The request: Check each line of the data below for the word "times", then extract the ones that have it.
"""
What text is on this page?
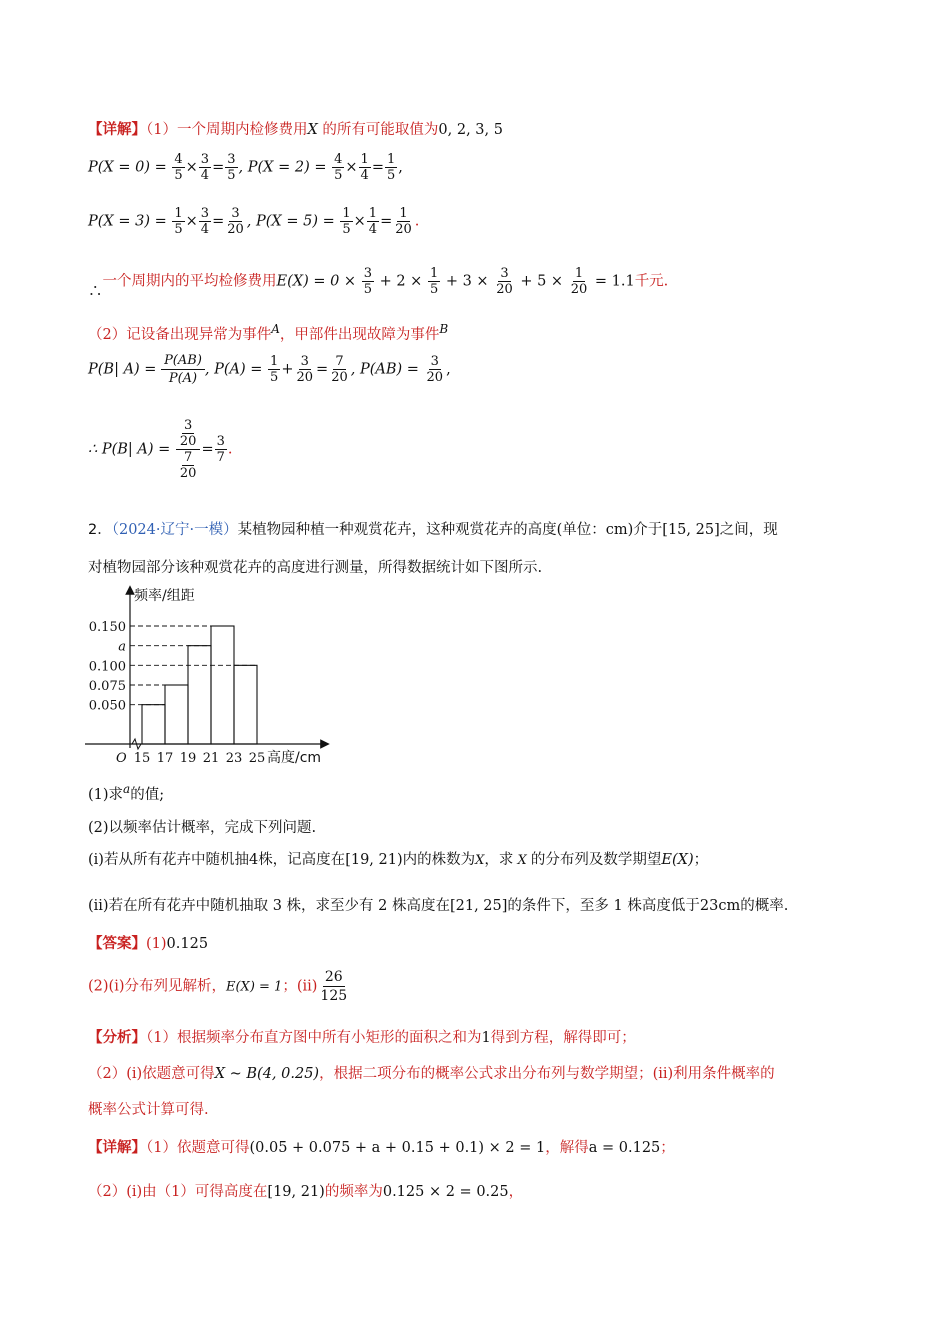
【详解】（1）一个周期内检修费用X 的所有可能取值为0, 2, 3, 5
$P(X = 0) = \frac{4}{5} \times \frac{3}{4} = \frac{3}{5}$ , $P(X = 2) = \frac{4}{5} \times \frac{1}{4} = \frac{1}{5}$ ,
$P(X = 3) = \frac{1}{5} \times \frac{3}{4} = \frac{3}{20}$ , $P(X = 5) = \frac{1}{5} \times \frac{1}{4} = \frac{1}{20}$ .
∴一个周期内的平均检修费用$E(X) = 0 \times \frac{3}{5} + 2 \times \frac{1}{5} + 3 \times \frac{3}{20} + 5 \times \frac{1}{20} = 1.1$千元.
（2）记设备出现异常为事件$^A$，甲部件出现故障为事件$^B$
P(B| $A) = \frac{P(AB)}{P(A)}$ , $P(A) = \frac{1}{5} + \frac{3}{20} = \frac{7}{20}$ , $P(AB) = \frac{3}{20}$ ,
∴ P(B| $A) = \frac{\frac{3}{20}}{\frac{7}{20}} = \frac{3}{7}$ .
2．（2024·辽宁·一模）某植物园种植一种观赏花卉，这种观赏花卉的高度(单位：cm)介于[15, 25]之间，现
对植物园部分该种观赏花卉的高度进行测量，所得数据统计如下图所示.
频率/组距
O
0.150
a
0.100
0.075
0.050
15 17 19 21 23 25 高度/cm
(1)求$^a$的值;
(2)以频率估计概率，完成下列问题.
(i)若从所有花卉中随机抽4株，记高度在[19, 21)内的株数为X，求 X 的分布列及数学期望E(X)；
(ii)若在所有花卉中随机抽取 3 株，求至少有 2 株高度在[21, 25]的条件下，至多 1 株高度低于23cm的概率.
【答案】(1)0.125
(2)(i)分布列见解析，E(X) = 1；$(ii) \frac{26}{125}$
【分析】（1）根据频率分布直方图中所有小矩形的面积之和为1得到方程，解得即可；
（2）(i)依题意可得X ~ B(4, 0.25)，根据二项分布的概率公式求出分布列与数学期望；(ii)利用条件概率的
概率公式计算可得.
【详解】（1）依题意可得(0.05 + 0.075 + a + 0.15 + 0.1) × 2 = 1，解得a = 0.125；
（2）(i)由（1）可得高度在[19, 21)的频率为0.125 × 2 = 0.25，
"""
Exercise output:
$P(X = 0) = \frac{4}{5} \times \frac{3}{4} = \frac{3}{5}$ , $P(X = 2) = \frac{4}{5} \times \frac{1}{4} = \frac{1}{5}$ ,
$P(X = 3) = \frac{1}{5} \times \frac{3}{4} = \frac{3}{20}$ , $P(X = 5) = \frac{1}{5} \times \frac{1}{4} = \frac{1}{20}$ .
∴一个周期内的平均检修费用$E(X) = 0 \times \frac{3}{5} + 2 \times \frac{1}{5} + 3 \times \frac{3}{20} + 5 \times \frac{1}{20} = 1.1$千元.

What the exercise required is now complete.